_WHAT IS NEEDED_. Reproduce the data exactly.
--- START ---
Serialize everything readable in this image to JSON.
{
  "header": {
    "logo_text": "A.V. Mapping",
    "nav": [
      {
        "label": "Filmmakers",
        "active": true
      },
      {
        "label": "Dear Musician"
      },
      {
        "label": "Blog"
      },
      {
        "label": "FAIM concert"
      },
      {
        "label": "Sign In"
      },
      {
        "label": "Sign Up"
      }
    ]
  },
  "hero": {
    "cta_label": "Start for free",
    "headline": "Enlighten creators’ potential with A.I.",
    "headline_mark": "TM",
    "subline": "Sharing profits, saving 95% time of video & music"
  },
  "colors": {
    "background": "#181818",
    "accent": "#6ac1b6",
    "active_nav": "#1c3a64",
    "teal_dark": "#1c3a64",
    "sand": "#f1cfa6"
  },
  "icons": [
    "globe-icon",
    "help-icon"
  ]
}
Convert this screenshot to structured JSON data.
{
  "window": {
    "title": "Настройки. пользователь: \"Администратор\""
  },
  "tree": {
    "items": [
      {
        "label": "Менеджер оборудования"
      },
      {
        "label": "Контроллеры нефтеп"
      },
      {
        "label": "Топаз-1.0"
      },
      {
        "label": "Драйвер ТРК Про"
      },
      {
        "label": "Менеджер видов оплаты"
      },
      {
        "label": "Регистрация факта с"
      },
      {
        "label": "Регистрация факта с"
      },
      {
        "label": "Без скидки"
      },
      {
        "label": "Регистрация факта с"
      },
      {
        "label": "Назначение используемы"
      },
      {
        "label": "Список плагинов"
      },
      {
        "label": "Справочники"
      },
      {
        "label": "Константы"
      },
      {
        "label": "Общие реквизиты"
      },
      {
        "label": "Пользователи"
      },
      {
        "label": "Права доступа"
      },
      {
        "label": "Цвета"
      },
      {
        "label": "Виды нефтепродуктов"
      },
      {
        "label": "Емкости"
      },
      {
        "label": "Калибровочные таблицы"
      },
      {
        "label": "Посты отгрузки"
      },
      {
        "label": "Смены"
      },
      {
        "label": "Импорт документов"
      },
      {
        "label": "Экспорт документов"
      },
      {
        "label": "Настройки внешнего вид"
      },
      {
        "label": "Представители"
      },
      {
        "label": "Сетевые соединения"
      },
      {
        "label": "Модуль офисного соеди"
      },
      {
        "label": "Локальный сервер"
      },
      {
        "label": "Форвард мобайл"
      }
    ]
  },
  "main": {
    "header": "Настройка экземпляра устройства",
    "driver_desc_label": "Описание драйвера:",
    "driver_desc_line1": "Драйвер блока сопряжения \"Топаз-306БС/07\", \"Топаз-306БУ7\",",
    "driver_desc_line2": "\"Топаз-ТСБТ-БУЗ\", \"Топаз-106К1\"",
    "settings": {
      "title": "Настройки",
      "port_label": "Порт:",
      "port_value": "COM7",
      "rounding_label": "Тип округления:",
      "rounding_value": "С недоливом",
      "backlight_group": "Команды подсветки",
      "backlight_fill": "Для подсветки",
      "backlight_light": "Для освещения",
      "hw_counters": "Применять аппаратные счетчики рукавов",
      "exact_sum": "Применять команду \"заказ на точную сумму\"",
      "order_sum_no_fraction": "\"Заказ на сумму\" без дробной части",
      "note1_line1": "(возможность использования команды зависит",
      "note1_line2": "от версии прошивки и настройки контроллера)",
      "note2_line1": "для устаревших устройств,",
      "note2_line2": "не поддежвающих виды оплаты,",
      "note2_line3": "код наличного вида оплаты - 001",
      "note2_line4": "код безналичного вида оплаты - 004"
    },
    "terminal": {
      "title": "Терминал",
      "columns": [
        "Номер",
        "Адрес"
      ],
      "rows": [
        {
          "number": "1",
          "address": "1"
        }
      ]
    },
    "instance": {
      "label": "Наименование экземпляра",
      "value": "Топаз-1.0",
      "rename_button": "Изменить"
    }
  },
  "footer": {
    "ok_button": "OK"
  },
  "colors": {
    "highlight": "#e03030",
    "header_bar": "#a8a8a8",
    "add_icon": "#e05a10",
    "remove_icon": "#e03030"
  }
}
--- END ---
_SOLUTION TO THIS EXERCISE_.
Serialize everything readable in this image to JSON.
{
  "header": {
    "logo_text": "A.V. Mapping",
    "nav": [
      {
        "label": "Filmmakers",
        "active": true
      },
      {
        "label": "Dear Musician"
      },
      {
        "label": "Blog"
      },
      {
        "label": "FAIM concert"
      },
      {
        "label": "Sign In"
      },
      {
        "label": "Sign Up"
      }
    ]
  },
  "hero": {
    "cta_label": "Start for free",
    "headline": "Enlighten creators’ potential with A.I.",
    "headline_mark": "TM",
    "subline": "Sharing profits, saving 95% time of video & music"
  },
  "colors": {
    "background": "#181818",
    "accent": "#6ac1b6",
    "active_nav": "#1c3a64",
    "teal_dark": "#1c3a64",
    "sand": "#f1cfa6"
  },
  "icons": [
    "globe-icon",
    "help-icon"
  ]
}
Convert this screenshot to structured JSON data.
{
  "window": {
    "title": "Настройки. пользователь: \"Администратор\""
  },
  "tree": {
    "items": [
      {
        "label": "Менеджер оборудования"
      },
      {
        "label": "Контроллеры нефтеп"
      },
      {
        "label": "Топаз-1.0"
      },
      {
        "label": "Драйвер ТРК Про"
      },
      {
        "label": "Менеджер видов оплаты"
      },
      {
        "label": "Регистрация факта с"
      },
      {
        "label": "Регистрация факта с"
      },
      {
        "label": "Без скидки"
      },
      {
        "label": "Регистрация факта с"
      },
      {
        "label": "Назначение используемы"
      },
      {
        "label": "Список плагинов"
      },
      {
        "label": "Справочники"
      },
      {
        "label": "Константы"
      },
      {
        "label": "Общие реквизиты"
      },
      {
        "label": "Пользователи"
      },
      {
        "label": "Права доступа"
      },
      {
        "label": "Цвета"
      },
      {
        "label": "Виды нефтепродуктов"
      },
      {
        "label": "Емкости"
      },
      {
        "label": "Калибровочные таблицы"
      },
      {
        "label": "Посты отгрузки"
      },
      {
        "label": "Смены"
      },
      {
        "label": "Импорт документов"
      },
      {
        "label": "Экспорт документов"
      },
      {
        "label": "Настройки внешнего вид"
      },
      {
        "label": "Представители"
      },
      {
        "label": "Сетевые соединения"
      },
      {
        "label": "Модуль офисного соеди"
      },
      {
        "label": "Локальный сервер"
      },
      {
        "label": "Форвард мобайл"
      }
    ]
  },
  "main": {
    "header": "Настройка экземпляра устройства",
    "driver_desc_label": "Описание драйвера:",
    "driver_desc_line1": "Драйвер блока сопряжения \"Топаз-306БС/07\", \"Топаз-306БУ7\",",
    "driver_desc_line2": "\"Топаз-ТСБТ-БУЗ\", \"Топаз-106К1\"",
    "settings": {
      "title": "Настройки",
      "port_label": "Порт:",
      "port_value": "COM7",
      "rounding_label": "Тип округления:",
      "rounding_value": "С недоливом",
      "backlight_group": "Команды подсветки",
      "backlight_fill": "Для подсветки",
      "backlight_light": "Для освещения",
      "hw_counters": "Применять аппаратные счетчики рукавов",
      "exact_sum": "Применять команду \"заказ на точную сумму\"",
      "order_sum_no_fraction": "\"Заказ на сумму\" без дробной части",
      "note1_line1": "(возможность использования команды зависит",
      "note1_line2": "от версии прошивки и настройки контроллера)",
      "note2_line1": "для устаревших устройств,",
      "note2_line2": "не поддежвающих виды оплаты,",
      "note2_line3": "код наличного вида оплаты - 001",
      "note2_line4": "код безналичного вида оплаты - 004"
    },
    "terminal": {
      "title": "Терминал",
      "columns": [
        "Номер",
        "Адрес"
      ],
      "rows": [
        {
          "number": "1",
          "address": "1"
        }
      ]
    },
    "instance": {
      "label": "Наименование экземпляра",
      "value": "Топаз-1.0",
      "rename_button": "Изменить"
    }
  },
  "footer": {
    "ok_button": "OK"
  },
  "colors": {
    "highlight": "#e03030",
    "header_bar": "#a8a8a8",
    "add_icon": "#e05a10",
    "remove_icon": "#e03030"
  }
}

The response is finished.